Filter this data down to the lines that hold "throw", and copy them.

## [EXERCISE INPUTS]
== == ==

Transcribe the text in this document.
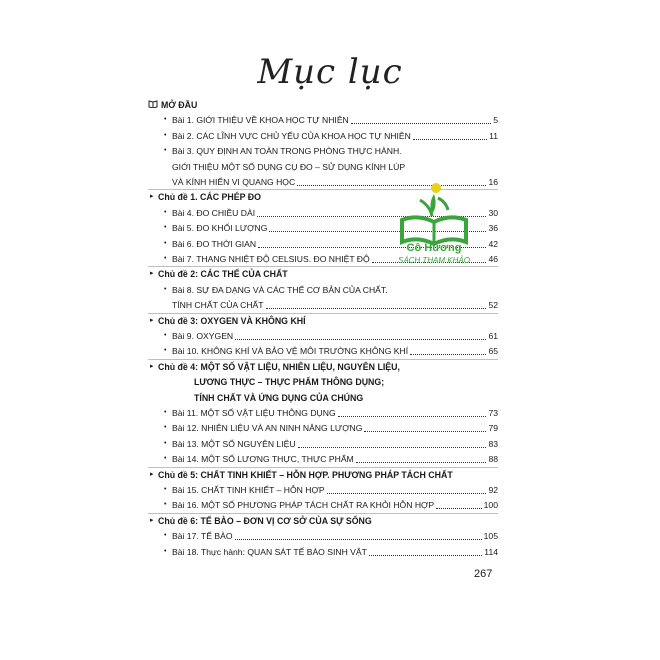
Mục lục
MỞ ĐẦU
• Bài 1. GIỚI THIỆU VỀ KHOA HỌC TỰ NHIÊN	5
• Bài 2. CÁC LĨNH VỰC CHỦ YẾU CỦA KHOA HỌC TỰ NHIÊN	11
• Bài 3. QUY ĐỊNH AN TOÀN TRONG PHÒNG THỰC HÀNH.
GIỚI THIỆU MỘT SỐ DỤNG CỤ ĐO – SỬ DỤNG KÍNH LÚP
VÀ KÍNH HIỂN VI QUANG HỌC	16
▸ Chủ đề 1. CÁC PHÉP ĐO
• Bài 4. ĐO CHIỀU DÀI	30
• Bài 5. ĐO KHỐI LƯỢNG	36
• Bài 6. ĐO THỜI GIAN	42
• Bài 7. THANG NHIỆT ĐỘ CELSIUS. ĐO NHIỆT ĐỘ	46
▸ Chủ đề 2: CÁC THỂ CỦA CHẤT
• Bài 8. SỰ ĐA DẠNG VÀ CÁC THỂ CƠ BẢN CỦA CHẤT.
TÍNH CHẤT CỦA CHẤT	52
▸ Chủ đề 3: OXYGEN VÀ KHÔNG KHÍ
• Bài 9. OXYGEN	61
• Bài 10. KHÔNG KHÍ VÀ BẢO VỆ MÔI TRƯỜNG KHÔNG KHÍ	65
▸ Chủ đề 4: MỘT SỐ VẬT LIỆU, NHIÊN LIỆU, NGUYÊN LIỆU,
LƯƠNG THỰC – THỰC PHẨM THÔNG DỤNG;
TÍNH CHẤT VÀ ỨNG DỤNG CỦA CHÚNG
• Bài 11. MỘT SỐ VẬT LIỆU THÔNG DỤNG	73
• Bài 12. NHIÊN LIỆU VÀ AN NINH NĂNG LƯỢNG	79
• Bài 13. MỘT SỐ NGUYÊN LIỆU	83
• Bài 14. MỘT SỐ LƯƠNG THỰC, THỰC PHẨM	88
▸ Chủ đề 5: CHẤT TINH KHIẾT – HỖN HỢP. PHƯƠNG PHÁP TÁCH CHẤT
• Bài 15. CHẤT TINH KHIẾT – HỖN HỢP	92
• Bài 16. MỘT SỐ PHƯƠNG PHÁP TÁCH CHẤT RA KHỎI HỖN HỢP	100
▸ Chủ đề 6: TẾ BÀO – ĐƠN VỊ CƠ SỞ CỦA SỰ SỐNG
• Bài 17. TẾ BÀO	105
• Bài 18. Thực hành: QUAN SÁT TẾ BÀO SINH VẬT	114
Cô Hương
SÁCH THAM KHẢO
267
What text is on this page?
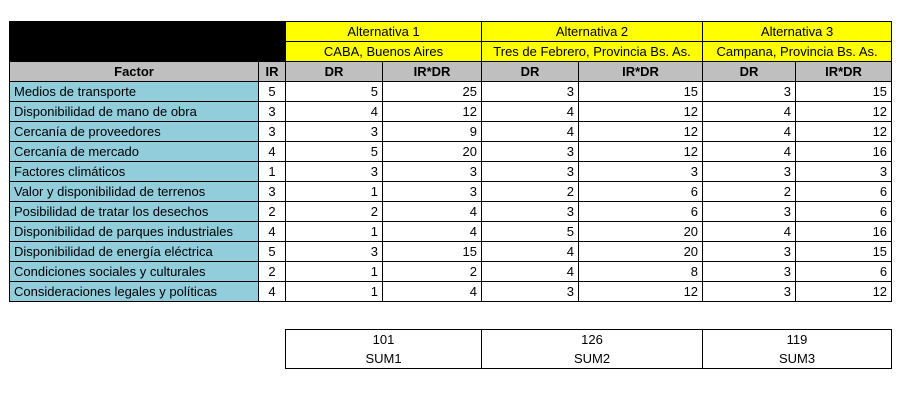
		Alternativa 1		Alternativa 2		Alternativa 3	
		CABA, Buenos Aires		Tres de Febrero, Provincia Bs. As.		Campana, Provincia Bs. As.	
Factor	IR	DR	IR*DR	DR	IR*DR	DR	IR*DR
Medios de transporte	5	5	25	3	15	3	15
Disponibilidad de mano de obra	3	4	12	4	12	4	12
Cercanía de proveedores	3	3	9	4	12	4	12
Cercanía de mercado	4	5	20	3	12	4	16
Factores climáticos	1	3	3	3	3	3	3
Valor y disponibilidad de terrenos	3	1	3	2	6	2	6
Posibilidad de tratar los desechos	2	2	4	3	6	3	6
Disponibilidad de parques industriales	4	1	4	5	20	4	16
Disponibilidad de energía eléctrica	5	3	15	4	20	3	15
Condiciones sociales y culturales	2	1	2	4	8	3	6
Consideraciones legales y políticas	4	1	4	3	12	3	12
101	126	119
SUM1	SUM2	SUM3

== == ==

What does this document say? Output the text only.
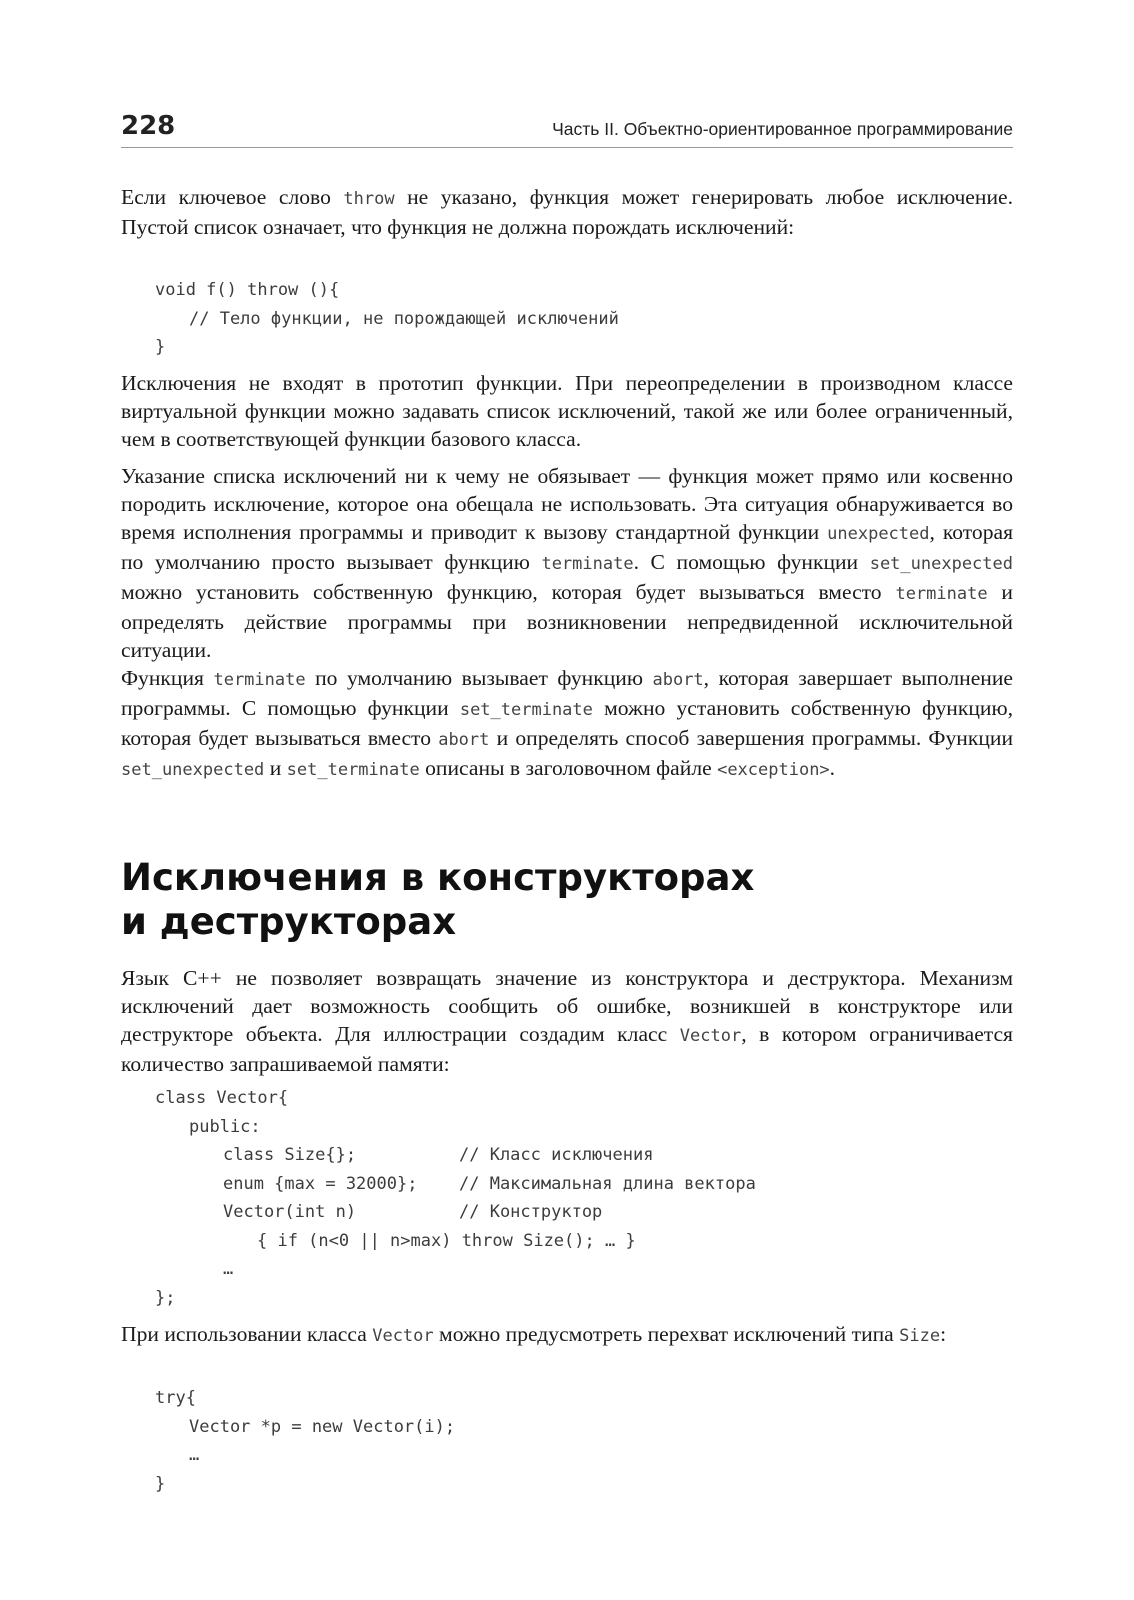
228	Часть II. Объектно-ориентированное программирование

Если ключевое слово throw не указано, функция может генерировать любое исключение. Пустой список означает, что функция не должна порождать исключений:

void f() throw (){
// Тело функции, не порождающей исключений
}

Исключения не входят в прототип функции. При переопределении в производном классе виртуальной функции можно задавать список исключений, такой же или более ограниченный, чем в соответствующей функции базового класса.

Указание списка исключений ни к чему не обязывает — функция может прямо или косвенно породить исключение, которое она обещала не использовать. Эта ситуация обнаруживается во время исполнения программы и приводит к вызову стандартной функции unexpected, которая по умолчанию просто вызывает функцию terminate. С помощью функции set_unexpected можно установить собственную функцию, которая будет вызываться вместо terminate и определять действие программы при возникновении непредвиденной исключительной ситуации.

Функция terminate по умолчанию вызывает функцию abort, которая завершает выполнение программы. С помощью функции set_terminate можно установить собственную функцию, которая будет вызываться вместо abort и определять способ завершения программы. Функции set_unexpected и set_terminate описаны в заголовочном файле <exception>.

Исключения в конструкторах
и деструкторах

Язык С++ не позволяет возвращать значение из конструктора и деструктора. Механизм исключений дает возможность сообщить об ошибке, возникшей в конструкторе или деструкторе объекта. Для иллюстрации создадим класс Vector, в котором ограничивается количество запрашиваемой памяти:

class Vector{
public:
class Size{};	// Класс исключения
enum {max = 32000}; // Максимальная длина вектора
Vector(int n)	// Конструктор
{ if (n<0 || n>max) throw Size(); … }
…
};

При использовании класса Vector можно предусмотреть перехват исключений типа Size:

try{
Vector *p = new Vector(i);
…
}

== == ==

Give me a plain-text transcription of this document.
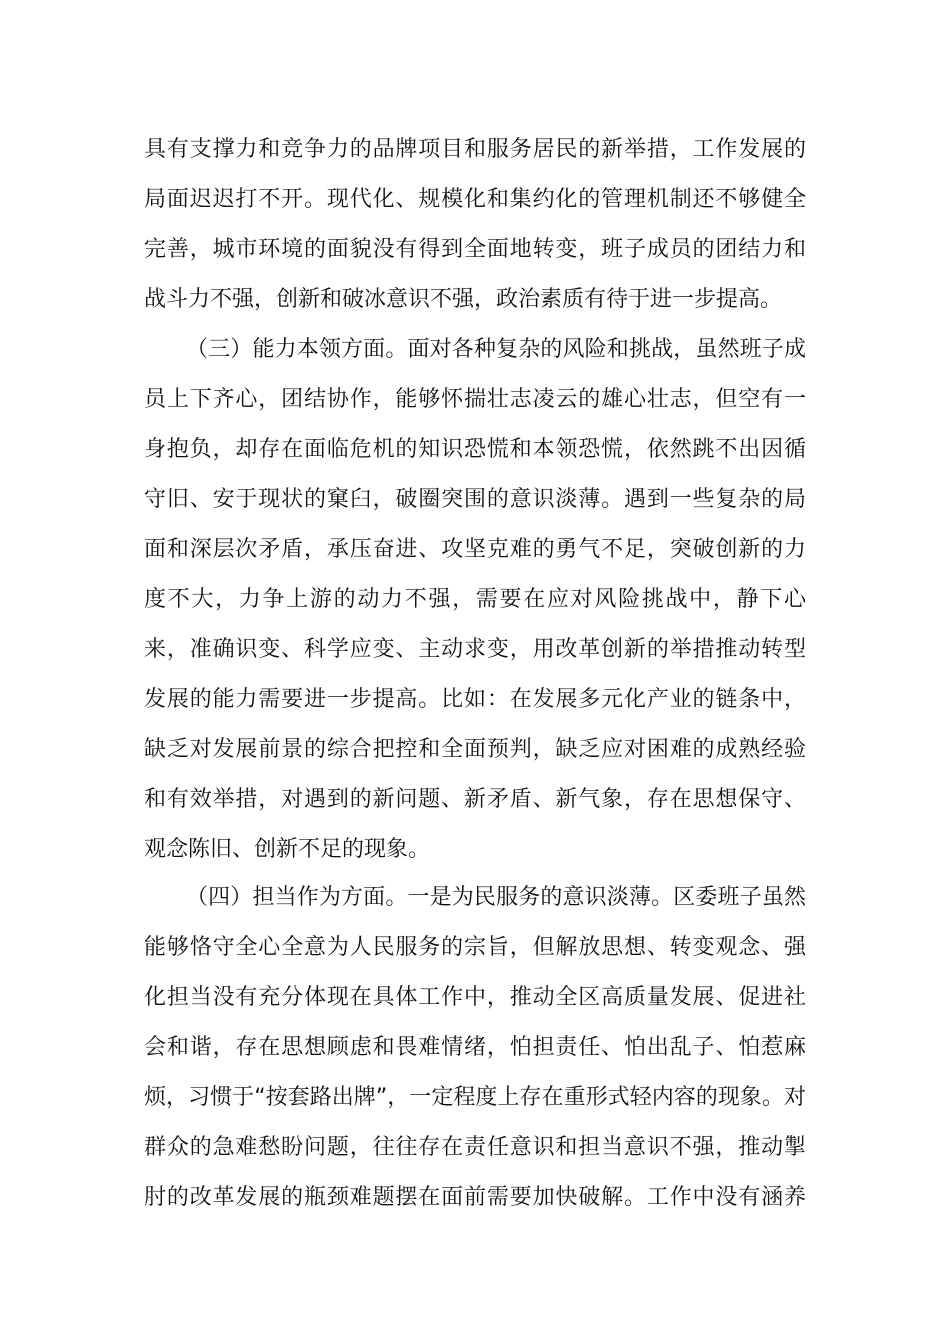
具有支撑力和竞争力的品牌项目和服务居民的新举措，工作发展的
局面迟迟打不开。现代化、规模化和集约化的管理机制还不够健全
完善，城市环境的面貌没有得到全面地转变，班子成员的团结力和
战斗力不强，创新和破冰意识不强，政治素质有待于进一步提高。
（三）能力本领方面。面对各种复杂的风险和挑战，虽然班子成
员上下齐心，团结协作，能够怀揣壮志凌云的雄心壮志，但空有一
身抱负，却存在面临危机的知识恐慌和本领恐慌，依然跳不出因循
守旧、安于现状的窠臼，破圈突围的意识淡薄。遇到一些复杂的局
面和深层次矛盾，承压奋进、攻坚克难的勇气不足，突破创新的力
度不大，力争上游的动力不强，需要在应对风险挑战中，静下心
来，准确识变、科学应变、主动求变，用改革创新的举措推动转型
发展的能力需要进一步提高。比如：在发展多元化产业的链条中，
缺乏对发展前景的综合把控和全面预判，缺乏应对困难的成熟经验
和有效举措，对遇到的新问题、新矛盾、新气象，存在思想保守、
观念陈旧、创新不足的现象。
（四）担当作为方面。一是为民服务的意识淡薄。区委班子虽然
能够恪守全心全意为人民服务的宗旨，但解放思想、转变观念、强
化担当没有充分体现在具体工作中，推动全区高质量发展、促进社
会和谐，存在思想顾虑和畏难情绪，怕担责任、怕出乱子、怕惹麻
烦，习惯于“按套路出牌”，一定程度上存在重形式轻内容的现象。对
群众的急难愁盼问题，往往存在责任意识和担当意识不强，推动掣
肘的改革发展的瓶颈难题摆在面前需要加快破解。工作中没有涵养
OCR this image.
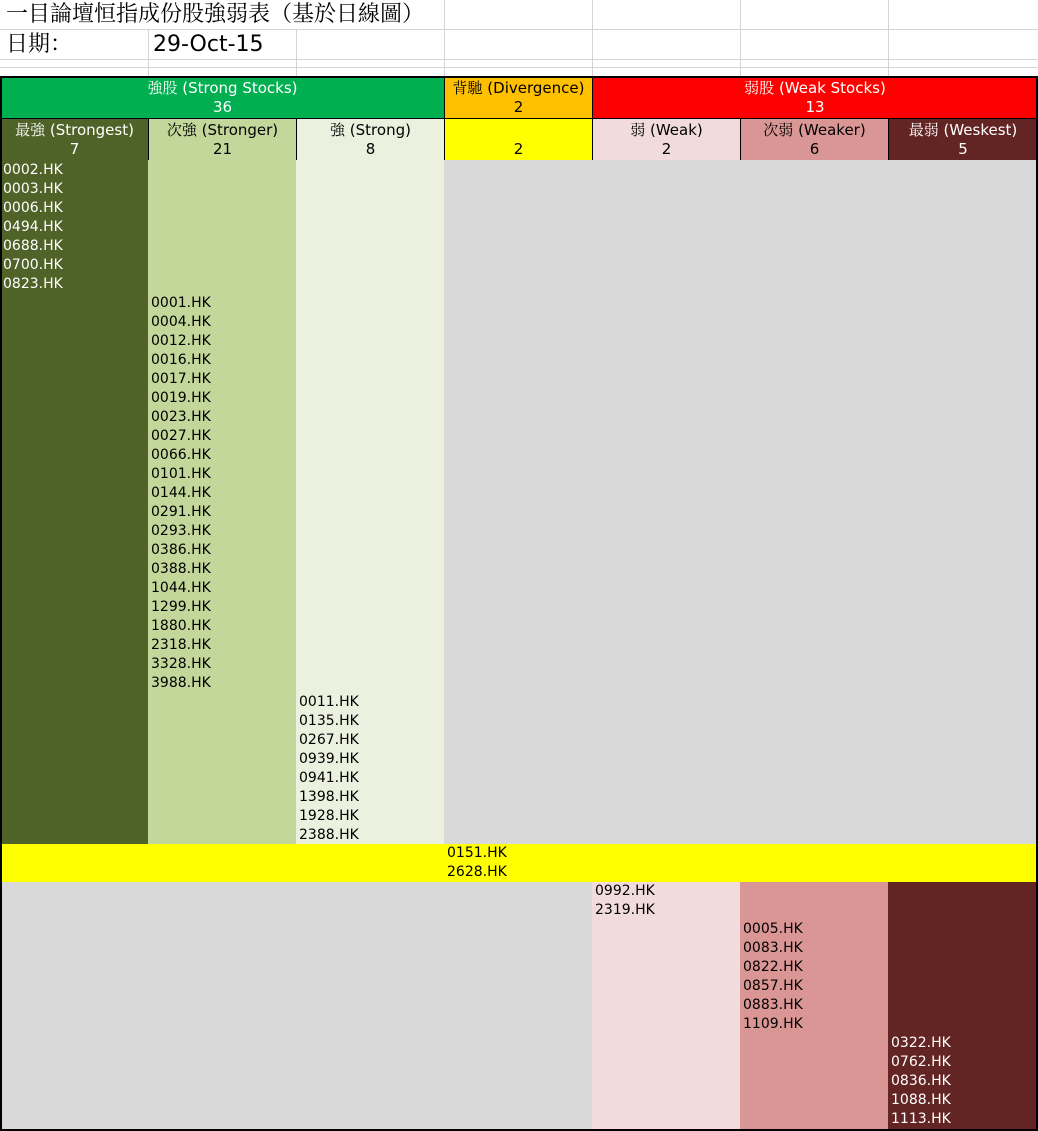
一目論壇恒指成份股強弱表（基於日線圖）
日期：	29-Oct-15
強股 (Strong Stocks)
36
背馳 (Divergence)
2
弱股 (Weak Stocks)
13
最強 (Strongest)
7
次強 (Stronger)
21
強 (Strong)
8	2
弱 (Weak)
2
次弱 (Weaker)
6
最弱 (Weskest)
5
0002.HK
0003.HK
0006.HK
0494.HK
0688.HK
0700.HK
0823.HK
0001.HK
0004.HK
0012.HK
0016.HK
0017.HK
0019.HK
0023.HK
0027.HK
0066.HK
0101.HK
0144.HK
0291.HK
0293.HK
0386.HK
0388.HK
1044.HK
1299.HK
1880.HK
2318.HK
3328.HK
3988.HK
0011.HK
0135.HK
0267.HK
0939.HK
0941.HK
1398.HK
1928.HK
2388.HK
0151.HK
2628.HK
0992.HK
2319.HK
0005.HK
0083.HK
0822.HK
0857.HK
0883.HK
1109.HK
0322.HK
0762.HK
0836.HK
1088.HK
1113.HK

== == ==

## [ANSWER TO THE PROBLEM]
Если ключевое слово throw не указано, функция может генерировать любое исключение. Пустой список означает, что функция не должна порождать исключений:
void f() throw (){
{ if (n<0 || n>max) throw Size(); … }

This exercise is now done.